#### Short problem:
Reproduce exactly the lines from the one containing "What data populates" through the last line of the records below, both included. Leave out any pictures.

#### Data lines:
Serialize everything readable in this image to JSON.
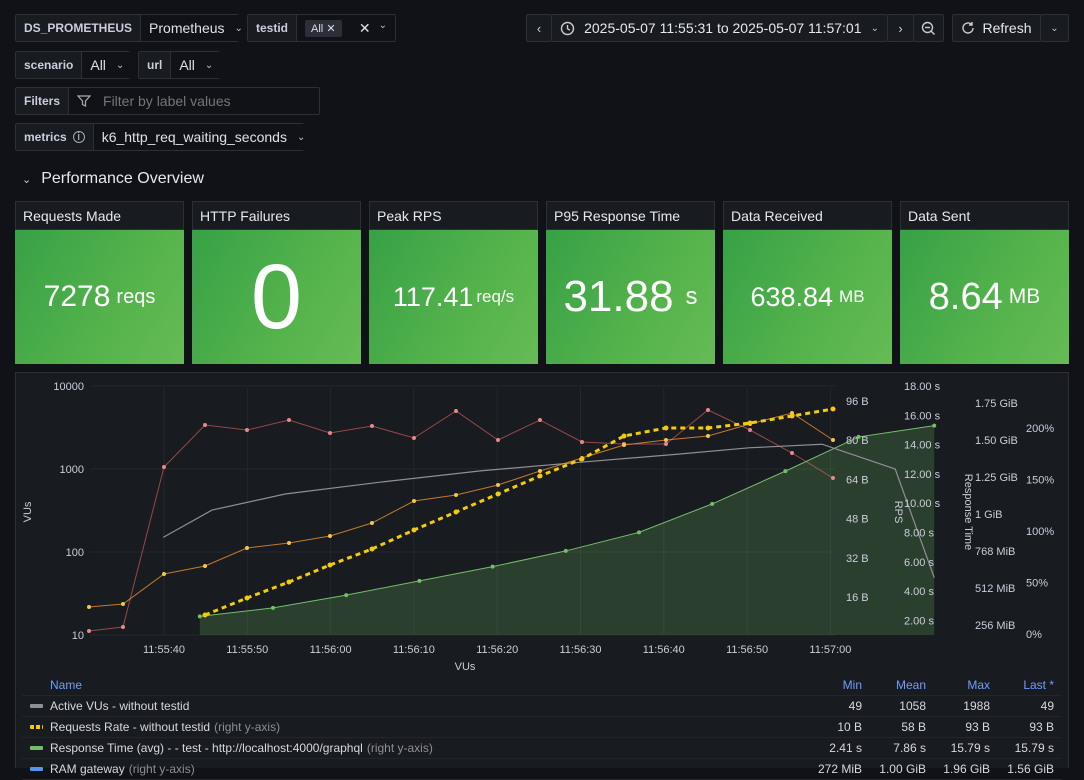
{
  "vars": {
    "ds": {
      "label": "DS_PROMETHEUS",
      "value": "Prometheus"
    },
    "testid": {
      "label": "testid",
      "chip": "All"
    },
    "scenario": {
      "label": "scenario",
      "value": "All"
    },
    "url": {
      "label": "url",
      "value": "All"
    },
    "filters": {
      "label": "Filters",
      "placeholder": "Filter by label values"
    },
    "metrics": {
      "label": "metrics",
      "value": "k6_http_req_waiting_seconds"
    }
  },
  "time": {
    "range": "2025-05-07 11:55:31 to 2025-05-07 11:57:01",
    "refresh": "Refresh"
  },
  "row": {
    "title": "Performance Overview"
  },
  "stats": [
    {
      "title": "Requests Made",
      "value": "7278",
      "unit": "reqs",
      "size": 30
    },
    {
      "title": "HTTP Failures",
      "value": "0",
      "unit": "",
      "size": 92
    },
    {
      "title": "Peak RPS",
      "value": "117.41",
      "unit": "req/s",
      "size": 27
    },
    {
      "title": "P95 Response Time",
      "value": "31.88",
      "unit": "s",
      "size": 44
    },
    {
      "title": "Data Received",
      "value": "638.84",
      "unit": "MB",
      "size": 27
    },
    {
      "title": "Data Sent",
      "value": "8.64",
      "unit": "MB",
      "size": 38
    }
  ],
  "chart_data": {
    "type": "line",
    "xlabel": "VUs",
    "ylabel": "VUs",
    "x_ticks": [
      "11:55:40",
      "11:55:50",
      "11:56:00",
      "11:56:10",
      "11:56:20",
      "11:56:30",
      "11:56:40",
      "11:56:50",
      "11:57:00"
    ],
    "y_left_ticks": [
      "10000",
      "1000",
      "100",
      "10"
    ],
    "y_left_scale": "log",
    "axes_right": [
      {
        "label": "",
        "ticks": [
          "96 B",
          "80 B",
          "64 B",
          "48 B",
          "32 B",
          "16 B"
        ]
      },
      {
        "label": "RPS",
        "ticks": [
          "18.00 s",
          "16.00 s",
          "14.00 s",
          "12.00 s",
          "10.00 s",
          "8.00 s",
          "6.00 s",
          "4.00 s",
          "2.00 s"
        ]
      },
      {
        "label": "Response Time",
        "ticks": [
          "1.75 GiB",
          "1.50 GiB",
          "1.25 GiB",
          "1 GiB",
          "768 MiB",
          "512 MiB",
          "256 MiB"
        ]
      },
      {
        "label": "",
        "ticks": [
          "200%",
          "150%",
          "100%",
          "50%",
          "0%"
        ]
      }
    ],
    "series": [
      {
        "name": "Active VUs - without testid",
        "color": "#8f8f95",
        "x": [
          3,
          5,
          8,
          12,
          16,
          20,
          24,
          27,
          30,
          33,
          34.6
        ],
        "y": [
          150,
          320,
          500,
          700,
          950,
          1200,
          1500,
          1800,
          1988,
          1000,
          49
        ]
      },
      {
        "name": "Requests Rate - without testid",
        "color": "#f2cc0c",
        "x": [
          4.5,
          34.6
        ],
        "y": [
          10,
          93
        ]
      },
      {
        "name": "Response Time (avg) - - test - http://localhost:4000/graphql",
        "color": "#73bf69",
        "x": [
          4.5,
          7.5,
          10.5,
          13.5,
          16.5,
          19.5,
          22.5,
          25.5,
          28.5,
          31.5,
          34.6
        ],
        "y": [
          2.41,
          3.0,
          3.9,
          4.9,
          5.9,
          7.0,
          8.3,
          10.3,
          12.6,
          15.0,
          15.79
        ]
      }
    ],
    "legend": {
      "columns": [
        "Name",
        "Min",
        "Mean",
        "Max",
        "Last *"
      ],
      "rows": [
        {
          "name": "Active VUs - without testid",
          "suffix": "",
          "color": "#8f8f95",
          "style": "solid",
          "min": "49",
          "mean": "1058",
          "max": "1988",
          "last": "49"
        },
        {
          "name": "Requests Rate - without testid",
          "suffix": "(right y-axis)",
          "color": "#f2cc0c",
          "style": "dashed",
          "min": "10 B",
          "mean": "58 B",
          "max": "93 B",
          "last": "93 B"
        },
        {
          "name": "Response Time (avg) - - test - http://localhost:4000/graphql",
          "suffix": "(right y-axis)",
          "color": "#73bf69",
          "style": "solid",
          "min": "2.41 s",
          "mean": "7.86 s",
          "max": "15.79 s",
          "last": "15.79 s"
        },
        {
          "name": "RAM gateway",
          "suffix": "(right y-axis)",
          "color": "#5794f2",
          "style": "solid",
          "min": "272 MiB",
          "mean": "1.00 GiB",
          "max": "1.96 GiB",
          "last": "1.56 GiB"
        }
      ]
    }
  }
}
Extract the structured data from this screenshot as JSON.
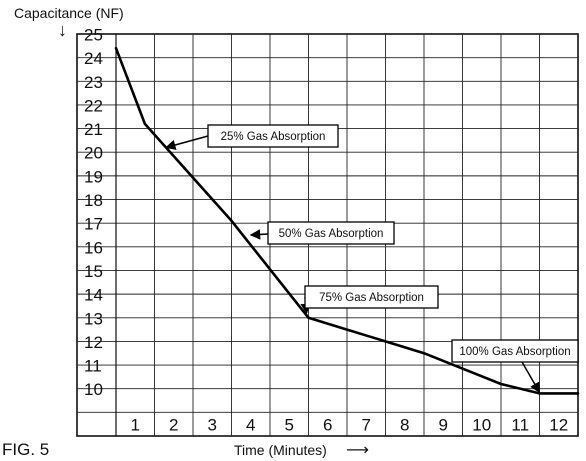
{
  "figure_label": "FIG. 5",
  "chart_data": {
    "type": "line",
    "ylabel": "Capacitance (NF)",
    "xlabel": "Time (Minutes)",
    "x_ticks": [
      1,
      2,
      3,
      4,
      5,
      6,
      7,
      8,
      9,
      10,
      11,
      12
    ],
    "y_ticks": [
      10,
      11,
      12,
      13,
      14,
      15,
      16,
      17,
      18,
      19,
      20,
      21,
      22,
      23,
      24,
      25
    ],
    "xlim": [
      0,
      12
    ],
    "ylim": [
      9,
      25
    ],
    "grid": true,
    "series": [
      {
        "x": [
          0,
          0.75,
          3,
          5,
          6,
          8,
          10,
          11,
          12
        ],
        "y": [
          24.4,
          21.2,
          17.1,
          13,
          12.5,
          11.5,
          10.2,
          9.8,
          9.8
        ]
      }
    ],
    "annotations": [
      {
        "text": "25% Gas Absorption",
        "x": 1.3,
        "y": 20.2
      },
      {
        "text": "50% Gas Absorption",
        "x": 3.5,
        "y": 16.5
      },
      {
        "text": "75% Gas Absorption",
        "x": 4.95,
        "y": 13.2
      },
      {
        "text": "100% Gas Absorption",
        "x": 11,
        "y": 9.85
      }
    ]
  }
}
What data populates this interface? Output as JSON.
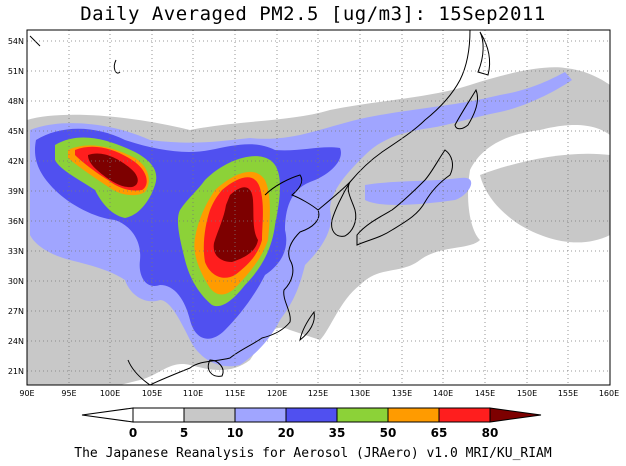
{
  "title": "Daily Averaged PM2.5 [ug/m3]: 15Sep2011",
  "credit": "The Japanese Reanalysis for Aerosol (JRAero) v1.0 MRI/KU_RIAM",
  "map": {
    "lon_range": [
      90,
      160
    ],
    "lat_range": [
      19.5,
      55
    ],
    "lon_ticks": [
      "90E",
      "95E",
      "100E",
      "105E",
      "110E",
      "115E",
      "120E",
      "125E",
      "130E",
      "135E",
      "140E",
      "145E",
      "150E",
      "155E",
      "160E"
    ],
    "lat_ticks": [
      "21N",
      "24N",
      "27N",
      "30N",
      "33N",
      "36N",
      "39N",
      "42N",
      "45N",
      "48N",
      "51N",
      "54N"
    ],
    "gridlines": true
  },
  "colorbar": {
    "labels": [
      "0",
      "5",
      "10",
      "20",
      "35",
      "50",
      "65",
      "80"
    ],
    "colors": [
      "#ffffff",
      "#c8c8c8",
      "#a0a5ff",
      "#5050f0",
      "#8cd238",
      "#ff9b00",
      "#ff1e1e",
      "#7d0000"
    ]
  }
}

#### Expected answer:
What data populates this interface? Output as JSON.
{
  "title": "Daily Averaged PM2.5 [ug/m3]: 15Sep2011",
  "credit": "The Japanese Reanalysis for Aerosol (JRAero) v1.0 MRI/KU_RIAM",
  "map": {
    "lon_range": [
      90,
      160
    ],
    "lat_range": [
      19.5,
      55
    ],
    "lon_ticks": [
      "90E",
      "95E",
      "100E",
      "105E",
      "110E",
      "115E",
      "120E",
      "125E",
      "130E",
      "135E",
      "140E",
      "145E",
      "150E",
      "155E",
      "160E"
    ],
    "lat_ticks": [
      "21N",
      "24N",
      "27N",
      "30N",
      "33N",
      "36N",
      "39N",
      "42N",
      "45N",
      "48N",
      "51N",
      "54N"
    ],
    "gridlines": true
  },
  "colorbar": {
    "labels": [
      "0",
      "5",
      "10",
      "20",
      "35",
      "50",
      "65",
      "80"
    ],
    "colors": [
      "#ffffff",
      "#c8c8c8",
      "#a0a5ff",
      "#5050f0",
      "#8cd238",
      "#ff9b00",
      "#ff1e1e",
      "#7d0000"
    ]
  }
}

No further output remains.